# [Task goal]
Repeat everything in the material exactly.

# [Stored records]
_ _ _ _ _

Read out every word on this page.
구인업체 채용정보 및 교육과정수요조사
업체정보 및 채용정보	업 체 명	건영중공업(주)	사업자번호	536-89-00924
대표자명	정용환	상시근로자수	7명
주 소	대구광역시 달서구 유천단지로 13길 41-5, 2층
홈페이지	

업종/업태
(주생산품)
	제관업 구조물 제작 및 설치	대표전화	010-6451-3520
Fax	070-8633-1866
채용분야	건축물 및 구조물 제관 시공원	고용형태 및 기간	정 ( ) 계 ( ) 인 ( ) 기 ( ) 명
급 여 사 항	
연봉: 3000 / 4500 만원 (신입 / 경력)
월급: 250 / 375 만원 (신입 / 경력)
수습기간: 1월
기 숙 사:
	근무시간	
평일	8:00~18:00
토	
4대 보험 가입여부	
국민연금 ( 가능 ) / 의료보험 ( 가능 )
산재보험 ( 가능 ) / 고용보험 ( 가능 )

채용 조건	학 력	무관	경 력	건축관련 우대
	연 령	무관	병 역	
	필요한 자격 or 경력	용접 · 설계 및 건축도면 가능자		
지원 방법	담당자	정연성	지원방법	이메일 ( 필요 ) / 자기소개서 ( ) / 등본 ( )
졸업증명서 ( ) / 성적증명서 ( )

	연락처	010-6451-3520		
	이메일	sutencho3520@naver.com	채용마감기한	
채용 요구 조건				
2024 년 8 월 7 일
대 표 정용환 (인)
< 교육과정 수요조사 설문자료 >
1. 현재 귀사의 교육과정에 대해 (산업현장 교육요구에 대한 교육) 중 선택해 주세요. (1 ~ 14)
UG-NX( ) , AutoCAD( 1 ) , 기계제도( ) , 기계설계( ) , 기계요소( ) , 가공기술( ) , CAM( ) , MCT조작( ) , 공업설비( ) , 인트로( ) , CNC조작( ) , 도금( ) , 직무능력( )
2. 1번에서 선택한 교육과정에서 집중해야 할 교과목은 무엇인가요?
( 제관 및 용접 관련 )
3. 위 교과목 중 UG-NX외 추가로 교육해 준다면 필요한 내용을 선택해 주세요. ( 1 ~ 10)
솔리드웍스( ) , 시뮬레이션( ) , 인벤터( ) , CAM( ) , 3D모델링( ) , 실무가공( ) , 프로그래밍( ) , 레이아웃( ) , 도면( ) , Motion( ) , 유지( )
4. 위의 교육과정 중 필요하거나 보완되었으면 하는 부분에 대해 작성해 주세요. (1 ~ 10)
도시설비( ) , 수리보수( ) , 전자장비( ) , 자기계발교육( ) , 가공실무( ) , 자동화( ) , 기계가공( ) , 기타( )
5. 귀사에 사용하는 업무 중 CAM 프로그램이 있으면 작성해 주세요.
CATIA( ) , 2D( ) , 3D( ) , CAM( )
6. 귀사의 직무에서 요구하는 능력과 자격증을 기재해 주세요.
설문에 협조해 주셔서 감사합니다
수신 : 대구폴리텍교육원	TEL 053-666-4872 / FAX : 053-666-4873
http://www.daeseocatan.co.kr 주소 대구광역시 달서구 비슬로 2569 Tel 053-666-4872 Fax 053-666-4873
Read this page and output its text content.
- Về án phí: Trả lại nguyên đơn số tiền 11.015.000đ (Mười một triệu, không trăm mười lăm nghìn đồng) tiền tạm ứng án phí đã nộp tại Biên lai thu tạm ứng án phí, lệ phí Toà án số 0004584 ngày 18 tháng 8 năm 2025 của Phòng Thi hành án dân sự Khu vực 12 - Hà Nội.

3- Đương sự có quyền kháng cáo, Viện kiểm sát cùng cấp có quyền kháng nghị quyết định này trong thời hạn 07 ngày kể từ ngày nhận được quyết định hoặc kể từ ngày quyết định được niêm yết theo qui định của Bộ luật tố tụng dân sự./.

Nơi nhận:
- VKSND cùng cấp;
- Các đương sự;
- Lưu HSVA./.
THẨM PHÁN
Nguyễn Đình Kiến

_ _ _ _ _

# [Response to the exercise]
Read out every word on this page.
구인업체 채용정보 및 교육과정수요조사
업체정보 및 채용정보	업 체 명	건영중공업(주)	사업자번호	536-89-00924
대표자명	정용환	상시근로자수	7명
주 소	대구광역시 달서구 유천단지로 13길 41-5, 2층
홈페이지	

업종/업태
(주생산품)
	제관업 구조물 제작 및 설치	대표전화	010-6451-3520
Fax	070-8633-1866
채용분야	건축물 및 구조물 제관 시공원	고용형태 및 기간	정 ( ) 계 ( ) 인 ( ) 기 ( ) 명
급 여 사 항	
연봉: 3000 / 4500 만원 (신입 / 경력)
월급: 250 / 375 만원 (신입 / 경력)
수습기간: 1월
기 숙 사:
	근무시간	
평일	8:00~18:00
토	
4대 보험 가입여부	
국민연금 ( 가능 ) / 의료보험 ( 가능 )
산재보험 ( 가능 ) / 고용보험 ( 가능 )

채용 조건	학 력	무관	경 력	건축관련 우대
	연 령	무관	병 역	
	필요한 자격 or 경력	용접 · 설계 및 건축도면 가능자		
지원 방법	담당자	정연성	지원방법	이메일 ( 필요 ) / 자기소개서 ( ) / 등본 ( )
졸업증명서 ( ) / 성적증명서 ( )

	연락처	010-6451-3520		
	이메일	sutencho3520@naver.com	채용마감기한	
채용 요구 조건				
2024 년 8 월 7 일
대 표 정용환 (인)
< 교육과정 수요조사 설문자료 >
1. 현재 귀사의 교육과정에 대해 (산업현장 교육요구에 대한 교육) 중 선택해 주세요. (1 ~ 14)
UG-NX( ) , AutoCAD( 1 ) , 기계제도( ) , 기계설계( ) , 기계요소( ) , 가공기술( ) , CAM( ) , MCT조작( ) , 공업설비( ) , 인트로( ) , CNC조작( ) , 도금( ) , 직무능력( )
2. 1번에서 선택한 교육과정에서 집중해야 할 교과목은 무엇인가요?
( 제관 및 용접 관련 )
3. 위 교과목 중 UG-NX외 추가로 교육해 준다면 필요한 내용을 선택해 주세요. ( 1 ~ 10)
솔리드웍스( ) , 시뮬레이션( ) , 인벤터( ) , CAM( ) , 3D모델링( ) , 실무가공( ) , 프로그래밍( ) , 레이아웃( ) , 도면( ) , Motion( ) , 유지( )
4. 위의 교육과정 중 필요하거나 보완되었으면 하는 부분에 대해 작성해 주세요. (1 ~ 10)
도시설비( ) , 수리보수( ) , 전자장비( ) , 자기계발교육( ) , 가공실무( ) , 자동화( ) , 기계가공( ) , 기타( )
5. 귀사에 사용하는 업무 중 CAM 프로그램이 있으면 작성해 주세요.
CATIA( ) , 2D( ) , 3D( ) , CAM( )
6. 귀사의 직무에서 요구하는 능력과 자격증을 기재해 주세요.
설문에 협조해 주셔서 감사합니다
수신 : 대구폴리텍교육원	TEL 053-666-4872 / FAX : 053-666-4873
http://www.daeseocatan.co.kr 주소 대구광역시 달서구 비슬로 2569 Tel 053-666-4872 Fax 053-666-4873
Read this page and output its text content.
- Về án phí: Trả lại nguyên đơn số tiền 11.015.000đ (Mười một triệu, không trăm mười lăm nghìn đồng) tiền tạm ứng án phí đã nộp tại Biên lai thu tạm ứng án phí, lệ phí Toà án số 0004584 ngày 18 tháng 8 năm 2025 của Phòng Thi hành án dân sự Khu vực 12 - Hà Nội.

3- Đương sự có quyền kháng cáo, Viện kiểm sát cùng cấp có quyền kháng nghị quyết định này trong thời hạn 07 ngày kể từ ngày nhận được quyết định hoặc kể từ ngày quyết định được niêm yết theo qui định của Bộ luật tố tụng dân sự./.

Nơi nhận:
- VKSND cùng cấp;
- Các đương sự;
- Lưu HSVA./.
THẨM PHÁN
Nguyễn Đình Kiến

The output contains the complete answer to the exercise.